WHAT IS BEING ASKED
Without the images, write out the whole listing exactly.

Figure dataset records:

# # # # #

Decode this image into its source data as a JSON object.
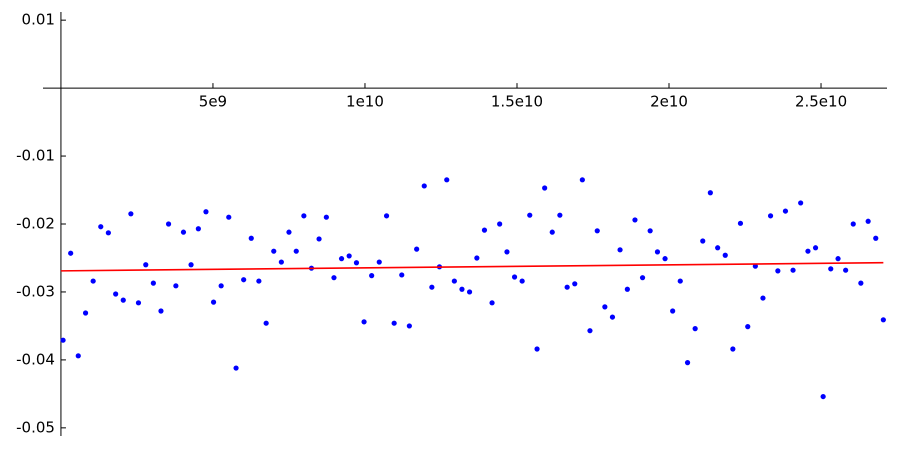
{
  "chart_data": {
    "type": "scatter",
    "xlim": [
      -590000000,
      27170000000
    ],
    "ylim": [
      -0.0512,
      0.0112
    ],
    "xticks": [
      {
        "value": 5000000000,
        "label": "5e9"
      },
      {
        "value": 10000000000,
        "label": "1e10"
      },
      {
        "value": 15000000000,
        "label": "1.5e10"
      },
      {
        "value": 20000000000,
        "label": "2e10"
      },
      {
        "value": 25000000000,
        "label": "2.5e10"
      }
    ],
    "yticks": [
      0.01,
      -0.01,
      -0.02,
      -0.03,
      -0.04,
      -0.05
    ],
    "series": [
      {
        "type": "scatter",
        "color": "#0000ff",
        "x": [
          70000000.0,
          320000000.0,
          570000000.0,
          810000000.0,
          1060000000.0,
          1310000000.0,
          1560000000.0,
          1800000000.0,
          2050000000.0,
          2300000000.0,
          2550000000.0,
          2790000000.0,
          3040000000.0,
          3290000000.0,
          3540000000.0,
          3780000000.0,
          4030000000.0,
          4280000000.0,
          4520000000.0,
          4770000000.0,
          5020000000.0,
          5270000000.0,
          5520000000.0,
          5760000000.0,
          6010000000.0,
          6260000000.0,
          6510000000.0,
          6750000000.0,
          7000000000.0,
          7250000000.0,
          7500000000.0,
          7740000000.0,
          7990000000.0,
          8240000000.0,
          8490000000.0,
          8730000000.0,
          8980000000.0,
          9230000000.0,
          9480000000.0,
          9720000000.0,
          9970000000.0,
          10220000000.0,
          10470000000.0,
          10710000000.0,
          10960000000.0,
          11210000000.0,
          11460000000.0,
          11700000000.0,
          11950000000.0,
          12200000000.0,
          12450000000.0,
          12690000000.0,
          12940000000.0,
          13190000000.0,
          13440000000.0,
          13680000000.0,
          13930000000.0,
          14180000000.0,
          14430000000.0,
          14670000000.0,
          14920000000.0,
          15170000000.0,
          15420000000.0,
          15660000000.0,
          15910000000.0,
          16160000000.0,
          16410000000.0,
          16650000000.0,
          16900000000.0,
          17150000000.0,
          17400000000.0,
          17640000000.0,
          17890000000.0,
          18140000000.0,
          18390000000.0,
          18630000000.0,
          18880000000.0,
          19130000000.0,
          19380000000.0,
          19620000000.0,
          19870000000.0,
          20120000000.0,
          20370000000.0,
          20610000000.0,
          20860000000.0,
          21110000000.0,
          21360000000.0,
          21600000000.0,
          21850000000.0,
          22100000000.0,
          22350000000.0,
          22590000000.0,
          22840000000.0,
          23090000000.0,
          23340000000.0,
          23580000000.0,
          23830000000.0,
          24080000000.0,
          24330000000.0,
          24570000000.0,
          24820000000.0,
          25070000000.0,
          25320000000.0,
          25560000000.0,
          25810000000.0,
          26060000000.0,
          26310000000.0,
          26550000000.0,
          26800000000.0,
          27050000000.0
        ],
        "values": [
          -0.0371,
          -0.0243,
          -0.0394,
          -0.0331,
          -0.0284,
          -0.0204,
          -0.0213,
          -0.0303,
          -0.0312,
          -0.0185,
          -0.0316,
          -0.026,
          -0.0287,
          -0.0328,
          -0.02,
          -0.0291,
          -0.0212,
          -0.026,
          -0.0207,
          -0.0182,
          -0.0315,
          -0.0291,
          -0.019,
          -0.0412,
          -0.0282,
          -0.0221,
          -0.0284,
          -0.0346,
          -0.024,
          -0.0256,
          -0.0212,
          -0.024,
          -0.0188,
          -0.0265,
          -0.0222,
          -0.019,
          -0.0279,
          -0.0251,
          -0.0247,
          -0.0257,
          -0.0344,
          -0.0276,
          -0.0256,
          -0.0188,
          -0.0346,
          -0.0275,
          -0.035,
          -0.0237,
          -0.0144,
          -0.0293,
          -0.0263,
          -0.0135,
          -0.0284,
          -0.0296,
          -0.03,
          -0.025,
          -0.0209,
          -0.0316,
          -0.02,
          -0.0241,
          -0.0278,
          -0.0284,
          -0.0187,
          -0.0384,
          -0.0147,
          -0.0212,
          -0.0187,
          -0.0293,
          -0.0288,
          -0.0135,
          -0.0357,
          -0.021,
          -0.0322,
          -0.0337,
          -0.0238,
          -0.0296,
          -0.0194,
          -0.0279,
          -0.021,
          -0.0241,
          -0.0251,
          -0.0328,
          -0.0284,
          -0.0404,
          -0.0354,
          -0.0225,
          -0.0154,
          -0.0235,
          -0.0246,
          -0.0384,
          -0.0199,
          -0.0351,
          -0.0262,
          -0.0309,
          -0.0188,
          -0.0269,
          -0.0181,
          -0.0268,
          -0.0169,
          -0.024,
          -0.0235,
          -0.0454,
          -0.0266,
          -0.0251,
          -0.0268,
          -0.02,
          -0.0287,
          -0.0196,
          -0.0221,
          -0.0341
        ]
      },
      {
        "type": "line",
        "color": "#ff0000",
        "x": [
          0,
          27050000000
        ],
        "values": [
          -0.0269,
          -0.0257
        ]
      }
    ]
  }
}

# # # # #

SOLUTION TO THE PROBLEM
Decode this image into its source data as a JSON object.
{
  "chart_data": {
    "type": "scatter",
    "xlim": [
      -590000000,
      27170000000
    ],
    "ylim": [
      -0.0512,
      0.0112
    ],
    "xticks": [
      {
        "value": 5000000000,
        "label": "5e9"
      },
      {
        "value": 10000000000,
        "label": "1e10"
      },
      {
        "value": 15000000000,
        "label": "1.5e10"
      },
      {
        "value": 20000000000,
        "label": "2e10"
      },
      {
        "value": 25000000000,
        "label": "2.5e10"
      }
    ],
    "yticks": [
      0.01,
      -0.01,
      -0.02,
      -0.03,
      -0.04,
      -0.05
    ],
    "series": [
      {
        "type": "scatter",
        "color": "#0000ff",
        "x": [
          70000000.0,
          320000000.0,
          570000000.0,
          810000000.0,
          1060000000.0,
          1310000000.0,
          1560000000.0,
          1800000000.0,
          2050000000.0,
          2300000000.0,
          2550000000.0,
          2790000000.0,
          3040000000.0,
          3290000000.0,
          3540000000.0,
          3780000000.0,
          4030000000.0,
          4280000000.0,
          4520000000.0,
          4770000000.0,
          5020000000.0,
          5270000000.0,
          5520000000.0,
          5760000000.0,
          6010000000.0,
          6260000000.0,
          6510000000.0,
          6750000000.0,
          7000000000.0,
          7250000000.0,
          7500000000.0,
          7740000000.0,
          7990000000.0,
          8240000000.0,
          8490000000.0,
          8730000000.0,
          8980000000.0,
          9230000000.0,
          9480000000.0,
          9720000000.0,
          9970000000.0,
          10220000000.0,
          10470000000.0,
          10710000000.0,
          10960000000.0,
          11210000000.0,
          11460000000.0,
          11700000000.0,
          11950000000.0,
          12200000000.0,
          12450000000.0,
          12690000000.0,
          12940000000.0,
          13190000000.0,
          13440000000.0,
          13680000000.0,
          13930000000.0,
          14180000000.0,
          14430000000.0,
          14670000000.0,
          14920000000.0,
          15170000000.0,
          15420000000.0,
          15660000000.0,
          15910000000.0,
          16160000000.0,
          16410000000.0,
          16650000000.0,
          16900000000.0,
          17150000000.0,
          17400000000.0,
          17640000000.0,
          17890000000.0,
          18140000000.0,
          18390000000.0,
          18630000000.0,
          18880000000.0,
          19130000000.0,
          19380000000.0,
          19620000000.0,
          19870000000.0,
          20120000000.0,
          20370000000.0,
          20610000000.0,
          20860000000.0,
          21110000000.0,
          21360000000.0,
          21600000000.0,
          21850000000.0,
          22100000000.0,
          22350000000.0,
          22590000000.0,
          22840000000.0,
          23090000000.0,
          23340000000.0,
          23580000000.0,
          23830000000.0,
          24080000000.0,
          24330000000.0,
          24570000000.0,
          24820000000.0,
          25070000000.0,
          25320000000.0,
          25560000000.0,
          25810000000.0,
          26060000000.0,
          26310000000.0,
          26550000000.0,
          26800000000.0,
          27050000000.0
        ],
        "values": [
          -0.0371,
          -0.0243,
          -0.0394,
          -0.0331,
          -0.0284,
          -0.0204,
          -0.0213,
          -0.0303,
          -0.0312,
          -0.0185,
          -0.0316,
          -0.026,
          -0.0287,
          -0.0328,
          -0.02,
          -0.0291,
          -0.0212,
          -0.026,
          -0.0207,
          -0.0182,
          -0.0315,
          -0.0291,
          -0.019,
          -0.0412,
          -0.0282,
          -0.0221,
          -0.0284,
          -0.0346,
          -0.024,
          -0.0256,
          -0.0212,
          -0.024,
          -0.0188,
          -0.0265,
          -0.0222,
          -0.019,
          -0.0279,
          -0.0251,
          -0.0247,
          -0.0257,
          -0.0344,
          -0.0276,
          -0.0256,
          -0.0188,
          -0.0346,
          -0.0275,
          -0.035,
          -0.0237,
          -0.0144,
          -0.0293,
          -0.0263,
          -0.0135,
          -0.0284,
          -0.0296,
          -0.03,
          -0.025,
          -0.0209,
          -0.0316,
          -0.02,
          -0.0241,
          -0.0278,
          -0.0284,
          -0.0187,
          -0.0384,
          -0.0147,
          -0.0212,
          -0.0187,
          -0.0293,
          -0.0288,
          -0.0135,
          -0.0357,
          -0.021,
          -0.0322,
          -0.0337,
          -0.0238,
          -0.0296,
          -0.0194,
          -0.0279,
          -0.021,
          -0.0241,
          -0.0251,
          -0.0328,
          -0.0284,
          -0.0404,
          -0.0354,
          -0.0225,
          -0.0154,
          -0.0235,
          -0.0246,
          -0.0384,
          -0.0199,
          -0.0351,
          -0.0262,
          -0.0309,
          -0.0188,
          -0.0269,
          -0.0181,
          -0.0268,
          -0.0169,
          -0.024,
          -0.0235,
          -0.0454,
          -0.0266,
          -0.0251,
          -0.0268,
          -0.02,
          -0.0287,
          -0.0196,
          -0.0221,
          -0.0341
        ]
      },
      {
        "type": "line",
        "color": "#ff0000",
        "x": [
          0,
          27050000000
        ],
        "values": [
          -0.0269,
          -0.0257
        ]
      }
    ]
  }
}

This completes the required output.